* **SHORT TASK**:
Repeat each entry as written, dropping any picture you find.

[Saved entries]
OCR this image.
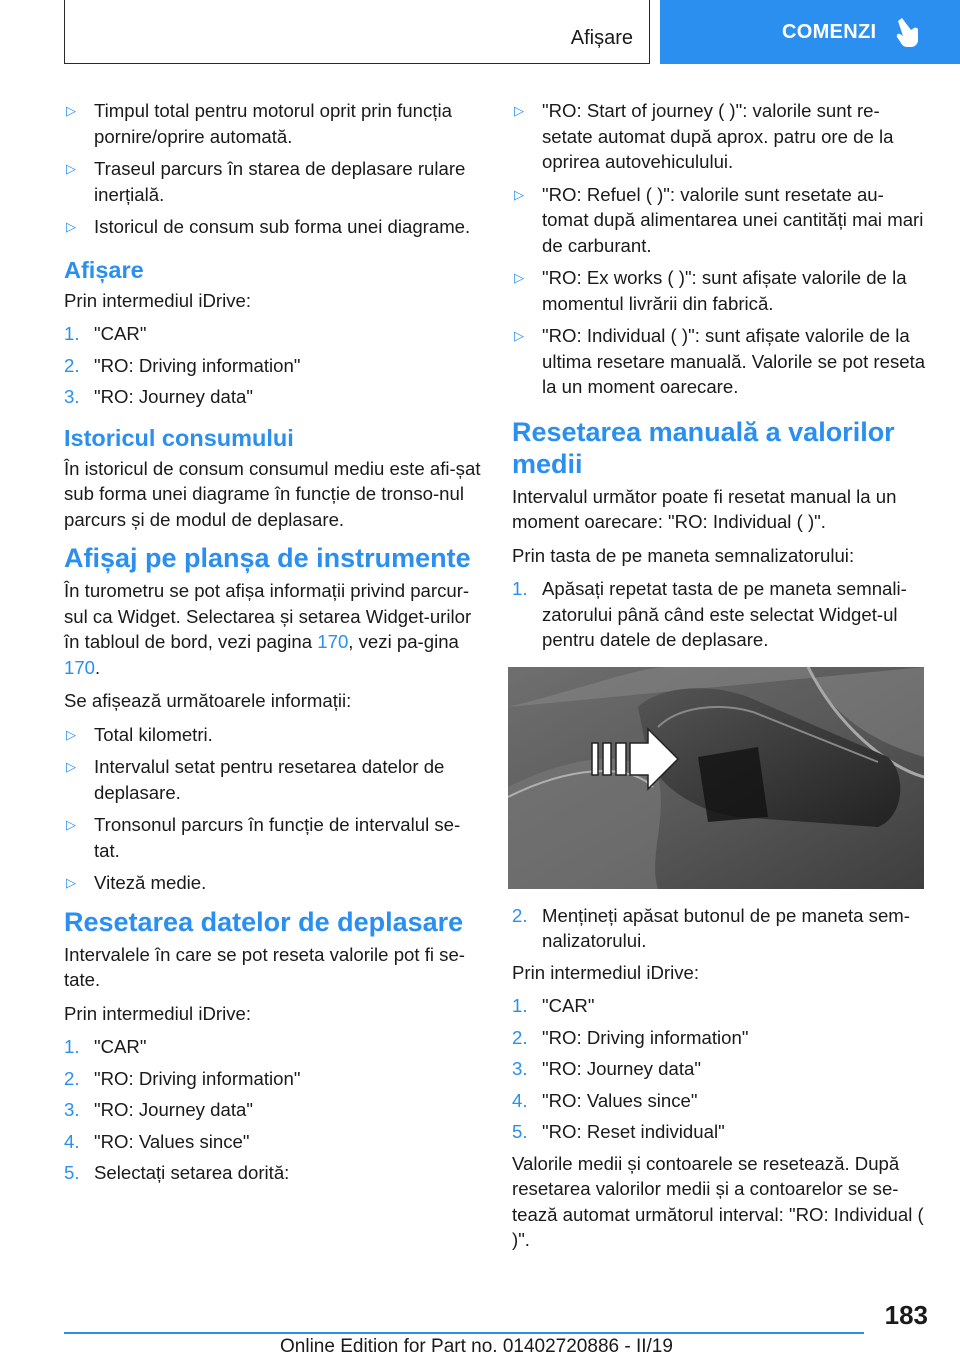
Afișare	COMENZI
▷ Timpul total pentru motorul oprit prin funcția pornire/oprire automată.
▷ Traseul parcurs în starea de deplasare rulare inerțială.
▷ Istoricul de consum sub forma unei diagrame.
Afișare
Prin intermediul iDrive:
1. "CAR"
2. "RO: Driving information"
3. "RO: Journey data"
Istoricul consumului
În istoricul de consum consumul mediu este afi-șat sub forma unei diagrame în funcție de tronso-nul parcurs și de modul de deplasare.
Afișaj pe planșa de instrumente
În turometru se pot afișa informații privind parcur-sul ca Widget. Selectarea și setarea Widget-urilor în tabloul de bord, vezi pagina 170, vezi pa-gina 170.
Se afișează următoarele informații:
▷ Total kilometri.
▷ Intervalul setat pentru resetarea datelor de deplasare.
▷ Tronsonul parcurs în funcție de intervalul se-tat.
▷ Viteză medie.
Resetarea datelor de deplasare
Intervalele în care se pot reseta valorile pot fi se-tate.
Prin intermediul iDrive:
1. "CAR"
2. "RO: Driving information"
3. "RO: Journey data"
4. "RO: Values since"
5. Selectați setarea dorită:
▷ "RO: Start of journey ( )": valorile sunt re-setate automat după aprox. patru ore de la oprirea autovehiculului.
▷ "RO: Refuel ( )": valorile sunt resetate au-tomat după alimentarea unei cantități mai mari de carburant.
▷ "RO: Ex works ( )": sunt afișate valorile de la momentul livrării din fabrică.
▷ "RO: Individual ( )": sunt afișate valorile de la ultima resetare manuală. Valorile se pot reseta la un moment oarecare.
Resetarea manuală a valorilor medii
Intervalul următor poate fi resetat manual la un moment oarecare: "RO: Individual ( )".
Prin tasta de pe maneta semnalizatorului:
1. Apăsați repetat tasta de pe maneta semnali-zatorului până când este selectat Widget-ul pentru datele de deplasare.
2. Mențineți apăsat butonul de pe maneta sem-nalizatorului.
Prin intermediul iDrive:
1. "CAR"
2. "RO: Driving information"
3. "RO: Journey data"
4. "RO: Values since"
5. "RO: Reset individual"
Valorile medii și contoarele se resetează. După resetarea valorilor medii și a contoarelor se se-tează automat următorul interval: "RO: Individual ( )".
183
Online Edition for Part no. 01402720886 - II/19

* **RESULT BELOW**:
OCR this image.
Afișare	COMENZI
▷ Timpul total pentru motorul oprit prin funcția pornire/oprire automată.
▷ Traseul parcurs în starea de deplasare rulare inerțială.
▷ Istoricul de consum sub forma unei diagrame.
Afișare
Prin intermediul iDrive:
1. "CAR"
2. "RO: Driving information"
3. "RO: Journey data"
Istoricul consumului
În istoricul de consum consumul mediu este afi-șat sub forma unei diagrame în funcție de tronso-nul parcurs și de modul de deplasare.
Afișaj pe planșa de instrumente
În turometru se pot afișa informații privind parcur-sul ca Widget. Selectarea și setarea Widget-urilor în tabloul de bord, vezi pagina 170, vezi pa-gina 170.
Se afișează următoarele informații:
▷ Total kilometri.
▷ Intervalul setat pentru resetarea datelor de deplasare.
▷ Tronsonul parcurs în funcție de intervalul se-tat.
▷ Viteză medie.
Resetarea datelor de deplasare
Intervalele în care se pot reseta valorile pot fi se-tate.
Prin intermediul iDrive:
1. "CAR"
2. "RO: Driving information"
3. "RO: Journey data"
4. "RO: Values since"
5. Selectați setarea dorită:
▷ "RO: Start of journey ( )": valorile sunt re-setate automat după aprox. patru ore de la oprirea autovehiculului.
▷ "RO: Refuel ( )": valorile sunt resetate au-tomat după alimentarea unei cantități mai mari de carburant.
▷ "RO: Ex works ( )": sunt afișate valorile de la momentul livrării din fabrică.
▷ "RO: Individual ( )": sunt afișate valorile de la ultima resetare manuală. Valorile se pot reseta la un moment oarecare.
Resetarea manuală a valorilor medii
Intervalul următor poate fi resetat manual la un moment oarecare: "RO: Individual ( )".
Prin tasta de pe maneta semnalizatorului:
1. Apăsați repetat tasta de pe maneta semnali-zatorului până când este selectat Widget-ul pentru datele de deplasare.
2. Mențineți apăsat butonul de pe maneta sem-nalizatorului.
Prin intermediul iDrive:
1. "CAR"
2. "RO: Driving information"
3. "RO: Journey data"
4. "RO: Values since"
5. "RO: Reset individual"
Valorile medii și contoarele se resetează. După resetarea valorilor medii și a contoarelor se se-tează automat următorul interval: "RO: Individual ( )".
183
Online Edition for Part no. 01402720886 - II/19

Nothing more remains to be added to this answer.